● CHALLENGE
Reproduce the following material exactly, including every line.

** START OF RECORDS FOR THE TASK **

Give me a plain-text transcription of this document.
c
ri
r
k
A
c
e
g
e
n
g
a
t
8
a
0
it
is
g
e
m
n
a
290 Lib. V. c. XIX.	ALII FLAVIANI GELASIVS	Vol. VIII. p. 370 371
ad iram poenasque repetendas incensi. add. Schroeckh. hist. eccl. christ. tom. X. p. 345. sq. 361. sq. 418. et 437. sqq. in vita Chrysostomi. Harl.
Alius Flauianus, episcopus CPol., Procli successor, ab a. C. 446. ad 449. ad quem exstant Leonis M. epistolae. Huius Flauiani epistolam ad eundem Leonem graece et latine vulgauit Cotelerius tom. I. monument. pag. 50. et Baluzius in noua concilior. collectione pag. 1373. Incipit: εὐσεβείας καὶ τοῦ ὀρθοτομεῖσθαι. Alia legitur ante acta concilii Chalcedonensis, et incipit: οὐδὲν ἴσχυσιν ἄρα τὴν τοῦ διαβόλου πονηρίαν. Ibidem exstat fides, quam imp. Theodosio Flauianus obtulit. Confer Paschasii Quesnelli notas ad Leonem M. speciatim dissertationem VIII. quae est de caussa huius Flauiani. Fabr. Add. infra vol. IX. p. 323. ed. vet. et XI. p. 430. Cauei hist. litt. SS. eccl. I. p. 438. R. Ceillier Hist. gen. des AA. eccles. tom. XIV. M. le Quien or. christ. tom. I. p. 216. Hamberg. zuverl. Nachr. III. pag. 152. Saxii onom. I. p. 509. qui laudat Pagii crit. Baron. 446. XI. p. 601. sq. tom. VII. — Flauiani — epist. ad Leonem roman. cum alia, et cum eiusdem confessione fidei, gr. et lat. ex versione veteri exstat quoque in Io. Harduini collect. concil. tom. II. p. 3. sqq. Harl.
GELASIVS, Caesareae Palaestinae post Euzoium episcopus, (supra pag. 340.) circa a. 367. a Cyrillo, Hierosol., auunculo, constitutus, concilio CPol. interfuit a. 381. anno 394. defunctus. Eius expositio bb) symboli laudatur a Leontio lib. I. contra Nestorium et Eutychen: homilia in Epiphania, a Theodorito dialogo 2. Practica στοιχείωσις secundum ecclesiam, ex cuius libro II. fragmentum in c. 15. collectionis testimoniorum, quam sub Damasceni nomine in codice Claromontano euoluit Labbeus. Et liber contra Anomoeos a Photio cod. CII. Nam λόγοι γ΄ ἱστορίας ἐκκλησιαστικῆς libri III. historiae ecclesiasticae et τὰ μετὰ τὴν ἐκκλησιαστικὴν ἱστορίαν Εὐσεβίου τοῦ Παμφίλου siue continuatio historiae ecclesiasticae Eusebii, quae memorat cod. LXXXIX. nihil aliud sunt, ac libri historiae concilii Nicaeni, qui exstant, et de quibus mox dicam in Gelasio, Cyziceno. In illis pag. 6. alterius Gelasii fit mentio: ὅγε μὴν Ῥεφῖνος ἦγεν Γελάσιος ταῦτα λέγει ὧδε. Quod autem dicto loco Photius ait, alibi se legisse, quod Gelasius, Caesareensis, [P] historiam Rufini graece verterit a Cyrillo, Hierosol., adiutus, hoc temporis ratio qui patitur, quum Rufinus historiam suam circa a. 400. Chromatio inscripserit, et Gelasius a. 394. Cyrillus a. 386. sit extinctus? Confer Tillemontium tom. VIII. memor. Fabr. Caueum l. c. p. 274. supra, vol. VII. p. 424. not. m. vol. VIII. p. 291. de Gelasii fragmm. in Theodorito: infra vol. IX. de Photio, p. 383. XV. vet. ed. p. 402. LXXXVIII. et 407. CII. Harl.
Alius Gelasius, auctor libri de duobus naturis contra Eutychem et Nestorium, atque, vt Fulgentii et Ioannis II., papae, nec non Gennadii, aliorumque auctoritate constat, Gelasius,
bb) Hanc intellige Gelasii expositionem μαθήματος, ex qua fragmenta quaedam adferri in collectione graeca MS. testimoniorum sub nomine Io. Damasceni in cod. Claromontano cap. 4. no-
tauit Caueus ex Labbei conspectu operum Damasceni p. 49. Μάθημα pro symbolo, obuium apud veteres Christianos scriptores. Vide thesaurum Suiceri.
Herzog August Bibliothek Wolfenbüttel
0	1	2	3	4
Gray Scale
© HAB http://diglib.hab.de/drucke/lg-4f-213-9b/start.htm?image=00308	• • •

** END OF RECORDS FOR THE TASK **

● FINAL ANSWER
Give me a plain-text transcription of this document.
c
ri
r
k
A
c
e
g
e
n
g
a
t
8
a
0
it
is
g
e
m
n
a
290 Lib. V. c. XIX.	ALII FLAVIANI GELASIVS	Vol. VIII. p. 370 371
ad iram poenasque repetendas incensi. add. Schroeckh. hist. eccl. christ. tom. X. p. 345. sq. 361. sq. 418. et 437. sqq. in vita Chrysostomi. Harl.
Alius Flauianus, episcopus CPol., Procli successor, ab a. C. 446. ad 449. ad quem exstant Leonis M. epistolae. Huius Flauiani epistolam ad eundem Leonem graece et latine vulgauit Cotelerius tom. I. monument. pag. 50. et Baluzius in noua concilior. collectione pag. 1373. Incipit: εὐσεβείας καὶ τοῦ ὀρθοτομεῖσθαι. Alia legitur ante acta concilii Chalcedonensis, et incipit: οὐδὲν ἴσχυσιν ἄρα τὴν τοῦ διαβόλου πονηρίαν. Ibidem exstat fides, quam imp. Theodosio Flauianus obtulit. Confer Paschasii Quesnelli notas ad Leonem M. speciatim dissertationem VIII. quae est de caussa huius Flauiani. Fabr. Add. infra vol. IX. p. 323. ed. vet. et XI. p. 430. Cauei hist. litt. SS. eccl. I. p. 438. R. Ceillier Hist. gen. des AA. eccles. tom. XIV. M. le Quien or. christ. tom. I. p. 216. Hamberg. zuverl. Nachr. III. pag. 152. Saxii onom. I. p. 509. qui laudat Pagii crit. Baron. 446. XI. p. 601. sq. tom. VII. — Flauiani — epist. ad Leonem roman. cum alia, et cum eiusdem confessione fidei, gr. et lat. ex versione veteri exstat quoque in Io. Harduini collect. concil. tom. II. p. 3. sqq. Harl.
GELASIVS, Caesareae Palaestinae post Euzoium episcopus, (supra pag. 340.) circa a. 367. a Cyrillo, Hierosol., auunculo, constitutus, concilio CPol. interfuit a. 381. anno 394. defunctus. Eius expositio bb) symboli laudatur a Leontio lib. I. contra Nestorium et Eutychen: homilia in Epiphania, a Theodorito dialogo 2. Practica στοιχείωσις secundum ecclesiam, ex cuius libro II. fragmentum in c. 15. collectionis testimoniorum, quam sub Damasceni nomine in codice Claromontano euoluit Labbeus. Et liber contra Anomoeos a Photio cod. CII. Nam λόγοι γ΄ ἱστορίας ἐκκλησιαστικῆς libri III. historiae ecclesiasticae et τὰ μετὰ τὴν ἐκκλησιαστικὴν ἱστορίαν Εὐσεβίου τοῦ Παμφίλου siue continuatio historiae ecclesiasticae Eusebii, quae memorat cod. LXXXIX. nihil aliud sunt, ac libri historiae concilii Nicaeni, qui exstant, et de quibus mox dicam in Gelasio, Cyziceno. In illis pag. 6. alterius Gelasii fit mentio: ὅγε μὴν Ῥεφῖνος ἦγεν Γελάσιος ταῦτα λέγει ὧδε. Quod autem dicto loco Photius ait, alibi se legisse, quod Gelasius, Caesareensis, [P] historiam Rufini graece verterit a Cyrillo, Hierosol., adiutus, hoc temporis ratio qui patitur, quum Rufinus historiam suam circa a. 400. Chromatio inscripserit, et Gelasius a. 394. Cyrillus a. 386. sit extinctus? Confer Tillemontium tom. VIII. memor. Fabr. Caueum l. c. p. 274. supra, vol. VII. p. 424. not. m. vol. VIII. p. 291. de Gelasii fragmm. in Theodorito: infra vol. IX. de Photio, p. 383. XV. vet. ed. p. 402. LXXXVIII. et 407. CII. Harl.
Alius Gelasius, auctor libri de duobus naturis contra Eutychem et Nestorium, atque, vt Fulgentii et Ioannis II., papae, nec non Gennadii, aliorumque auctoritate constat, Gelasius,
bb) Hanc intellige Gelasii expositionem μαθήματος, ex qua fragmenta quaedam adferri in collectione graeca MS. testimoniorum sub nomine Io. Damasceni in cod. Claromontano cap. 4. no-
tauit Caueus ex Labbei conspectu operum Damasceni p. 49. Μάθημα pro symbolo, obuium apud veteres Christianos scriptores. Vide thesaurum Suiceri.
Herzog August Bibliothek Wolfenbüttel
0	1	2	3	4
Gray Scale
© HAB http://diglib.hab.de/drucke/lg-4f-213-9b/start.htm?image=00308	• • •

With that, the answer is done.